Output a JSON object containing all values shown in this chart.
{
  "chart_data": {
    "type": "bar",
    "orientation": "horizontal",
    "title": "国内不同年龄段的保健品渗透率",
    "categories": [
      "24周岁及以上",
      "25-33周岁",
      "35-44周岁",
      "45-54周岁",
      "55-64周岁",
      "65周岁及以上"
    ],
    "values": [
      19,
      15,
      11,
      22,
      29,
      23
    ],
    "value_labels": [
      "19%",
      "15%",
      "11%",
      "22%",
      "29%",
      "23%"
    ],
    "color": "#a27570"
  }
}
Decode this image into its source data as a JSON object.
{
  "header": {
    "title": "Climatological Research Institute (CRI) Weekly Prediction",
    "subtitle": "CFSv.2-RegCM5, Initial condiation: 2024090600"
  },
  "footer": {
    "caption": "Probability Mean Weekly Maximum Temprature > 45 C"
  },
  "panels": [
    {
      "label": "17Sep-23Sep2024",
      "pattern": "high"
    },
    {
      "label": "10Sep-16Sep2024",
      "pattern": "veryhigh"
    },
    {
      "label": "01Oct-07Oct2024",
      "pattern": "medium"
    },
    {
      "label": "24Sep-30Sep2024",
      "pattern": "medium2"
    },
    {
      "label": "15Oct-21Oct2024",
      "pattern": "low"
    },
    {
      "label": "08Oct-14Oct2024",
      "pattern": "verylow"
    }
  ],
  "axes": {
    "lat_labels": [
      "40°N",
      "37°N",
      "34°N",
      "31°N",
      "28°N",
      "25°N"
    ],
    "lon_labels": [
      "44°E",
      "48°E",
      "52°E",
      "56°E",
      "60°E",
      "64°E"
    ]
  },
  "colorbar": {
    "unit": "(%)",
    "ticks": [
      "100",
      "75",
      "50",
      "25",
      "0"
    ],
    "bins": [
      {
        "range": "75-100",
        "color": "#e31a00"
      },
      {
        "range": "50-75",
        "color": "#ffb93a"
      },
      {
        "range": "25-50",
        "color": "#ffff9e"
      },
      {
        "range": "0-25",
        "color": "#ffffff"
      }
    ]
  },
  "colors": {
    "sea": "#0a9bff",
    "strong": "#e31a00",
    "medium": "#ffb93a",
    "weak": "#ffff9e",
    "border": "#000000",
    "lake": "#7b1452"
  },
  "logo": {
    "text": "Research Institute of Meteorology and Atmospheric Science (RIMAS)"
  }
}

-------------------------

* **Task statement**: Copy every line of the records above that contains "Research".

* **Response for this exercise**:
    "title": "Climatological Research Institute (CRI) Weekly Prediction",
    "text": "Research Institute of Meteorology and Atmospheric Science (RIMAS)"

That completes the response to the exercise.